[Figure data in JSON]
____

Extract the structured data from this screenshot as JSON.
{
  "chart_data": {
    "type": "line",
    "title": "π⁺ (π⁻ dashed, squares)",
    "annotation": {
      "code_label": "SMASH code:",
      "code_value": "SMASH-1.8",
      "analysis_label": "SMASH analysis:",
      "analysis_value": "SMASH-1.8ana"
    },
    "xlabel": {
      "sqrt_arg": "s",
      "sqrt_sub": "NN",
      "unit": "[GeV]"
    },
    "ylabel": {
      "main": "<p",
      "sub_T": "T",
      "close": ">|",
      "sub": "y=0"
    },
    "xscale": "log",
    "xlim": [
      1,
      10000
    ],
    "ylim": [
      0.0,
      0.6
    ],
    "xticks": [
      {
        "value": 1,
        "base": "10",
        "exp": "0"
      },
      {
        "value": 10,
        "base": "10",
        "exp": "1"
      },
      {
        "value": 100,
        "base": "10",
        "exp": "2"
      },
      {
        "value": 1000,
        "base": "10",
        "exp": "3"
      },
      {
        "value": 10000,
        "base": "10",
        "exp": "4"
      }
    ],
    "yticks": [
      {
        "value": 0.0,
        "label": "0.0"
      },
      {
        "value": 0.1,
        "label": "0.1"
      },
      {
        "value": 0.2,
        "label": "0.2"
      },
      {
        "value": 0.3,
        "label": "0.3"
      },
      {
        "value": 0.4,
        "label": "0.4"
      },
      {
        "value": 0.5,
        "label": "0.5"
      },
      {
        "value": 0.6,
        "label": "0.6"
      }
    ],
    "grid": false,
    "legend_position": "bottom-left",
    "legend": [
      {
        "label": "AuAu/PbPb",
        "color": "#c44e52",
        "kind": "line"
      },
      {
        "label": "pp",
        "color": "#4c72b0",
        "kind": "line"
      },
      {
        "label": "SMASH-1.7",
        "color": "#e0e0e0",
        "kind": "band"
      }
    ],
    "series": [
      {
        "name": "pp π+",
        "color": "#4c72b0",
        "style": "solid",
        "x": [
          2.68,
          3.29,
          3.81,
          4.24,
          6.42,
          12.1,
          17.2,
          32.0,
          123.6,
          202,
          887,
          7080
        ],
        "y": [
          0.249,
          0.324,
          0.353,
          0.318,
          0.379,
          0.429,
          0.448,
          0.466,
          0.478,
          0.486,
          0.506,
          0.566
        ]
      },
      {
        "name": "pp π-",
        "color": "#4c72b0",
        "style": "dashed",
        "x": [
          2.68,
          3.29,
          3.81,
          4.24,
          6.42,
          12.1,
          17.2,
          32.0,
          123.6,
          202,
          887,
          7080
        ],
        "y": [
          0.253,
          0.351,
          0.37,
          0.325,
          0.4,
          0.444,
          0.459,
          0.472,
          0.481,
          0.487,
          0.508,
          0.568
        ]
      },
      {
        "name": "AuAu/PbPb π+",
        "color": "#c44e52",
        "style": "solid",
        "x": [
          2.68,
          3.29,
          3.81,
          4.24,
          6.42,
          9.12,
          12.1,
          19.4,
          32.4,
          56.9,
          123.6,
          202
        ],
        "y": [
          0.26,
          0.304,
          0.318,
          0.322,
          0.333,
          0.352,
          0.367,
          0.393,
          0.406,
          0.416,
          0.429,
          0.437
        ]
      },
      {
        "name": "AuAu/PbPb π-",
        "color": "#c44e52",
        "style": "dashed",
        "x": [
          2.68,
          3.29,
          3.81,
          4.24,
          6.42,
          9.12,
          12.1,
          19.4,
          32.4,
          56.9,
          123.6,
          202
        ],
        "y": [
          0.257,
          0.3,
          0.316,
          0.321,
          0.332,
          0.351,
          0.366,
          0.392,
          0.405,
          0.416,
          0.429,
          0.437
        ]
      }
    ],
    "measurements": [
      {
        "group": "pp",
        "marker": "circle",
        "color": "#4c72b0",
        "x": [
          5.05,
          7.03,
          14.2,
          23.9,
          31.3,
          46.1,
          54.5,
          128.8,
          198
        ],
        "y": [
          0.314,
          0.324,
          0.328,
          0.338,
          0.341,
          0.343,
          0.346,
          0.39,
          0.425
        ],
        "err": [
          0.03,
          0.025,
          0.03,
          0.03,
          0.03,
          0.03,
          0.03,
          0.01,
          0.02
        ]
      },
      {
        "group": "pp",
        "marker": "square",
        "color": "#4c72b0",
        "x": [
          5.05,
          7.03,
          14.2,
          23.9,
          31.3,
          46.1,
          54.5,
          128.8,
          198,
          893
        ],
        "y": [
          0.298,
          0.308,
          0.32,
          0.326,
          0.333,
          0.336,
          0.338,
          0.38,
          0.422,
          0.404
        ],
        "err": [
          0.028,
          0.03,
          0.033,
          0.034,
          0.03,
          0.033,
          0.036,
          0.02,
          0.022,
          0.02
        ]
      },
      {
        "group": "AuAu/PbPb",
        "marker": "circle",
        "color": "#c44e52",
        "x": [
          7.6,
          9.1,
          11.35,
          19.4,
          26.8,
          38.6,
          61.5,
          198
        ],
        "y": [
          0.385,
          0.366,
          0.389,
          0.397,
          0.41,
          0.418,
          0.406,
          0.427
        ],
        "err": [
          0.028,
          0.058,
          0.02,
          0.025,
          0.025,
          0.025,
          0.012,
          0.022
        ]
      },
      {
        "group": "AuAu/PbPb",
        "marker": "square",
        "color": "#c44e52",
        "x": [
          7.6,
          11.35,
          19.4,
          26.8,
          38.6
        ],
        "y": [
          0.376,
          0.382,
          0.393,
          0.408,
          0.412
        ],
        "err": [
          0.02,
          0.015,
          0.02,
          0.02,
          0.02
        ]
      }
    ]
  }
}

____

> [TASK DIRECTIONS] Check each line of the entries above for the word "name". List the ones that have it.

> [EXERCISE ANSWER]
        "name": "pp π+",
        "name": "pp π-",
        "name": "AuAu/PbPb π+",
        "name": "AuAu/PbPb π-",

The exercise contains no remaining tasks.